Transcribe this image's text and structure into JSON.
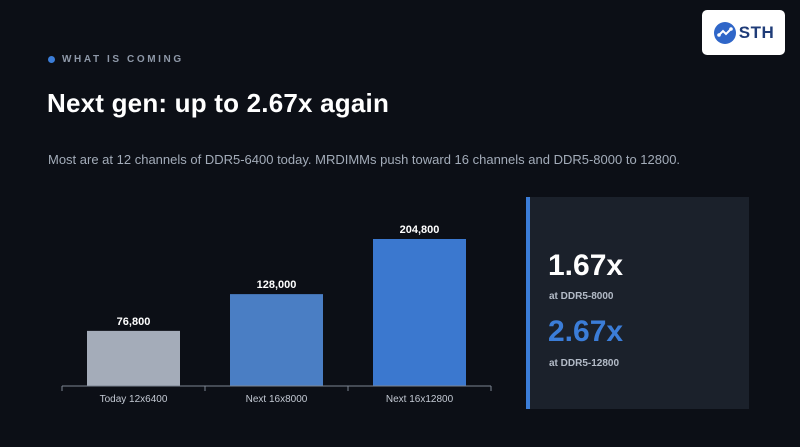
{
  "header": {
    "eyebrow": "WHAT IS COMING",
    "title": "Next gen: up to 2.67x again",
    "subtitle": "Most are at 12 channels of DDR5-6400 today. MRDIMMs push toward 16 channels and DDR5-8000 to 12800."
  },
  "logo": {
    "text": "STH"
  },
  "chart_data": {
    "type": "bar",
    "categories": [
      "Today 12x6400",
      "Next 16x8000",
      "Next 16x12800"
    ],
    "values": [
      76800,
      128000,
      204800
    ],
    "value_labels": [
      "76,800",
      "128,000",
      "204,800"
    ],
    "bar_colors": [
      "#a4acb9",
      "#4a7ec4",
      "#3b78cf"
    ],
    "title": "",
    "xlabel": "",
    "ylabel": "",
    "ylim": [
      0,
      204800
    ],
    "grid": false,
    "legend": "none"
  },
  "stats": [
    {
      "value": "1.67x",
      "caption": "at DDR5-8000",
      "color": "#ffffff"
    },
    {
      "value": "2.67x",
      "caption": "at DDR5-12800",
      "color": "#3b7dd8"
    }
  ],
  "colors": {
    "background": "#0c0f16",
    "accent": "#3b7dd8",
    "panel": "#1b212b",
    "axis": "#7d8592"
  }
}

^^^^^^^^^^^^^^^^

= Request =
List all lines holding the string "Next".

= Solution to this problem =
    "title": "Next gen: up to 2.67x again",
      "Next 16x8000",
      "Next 16x12800"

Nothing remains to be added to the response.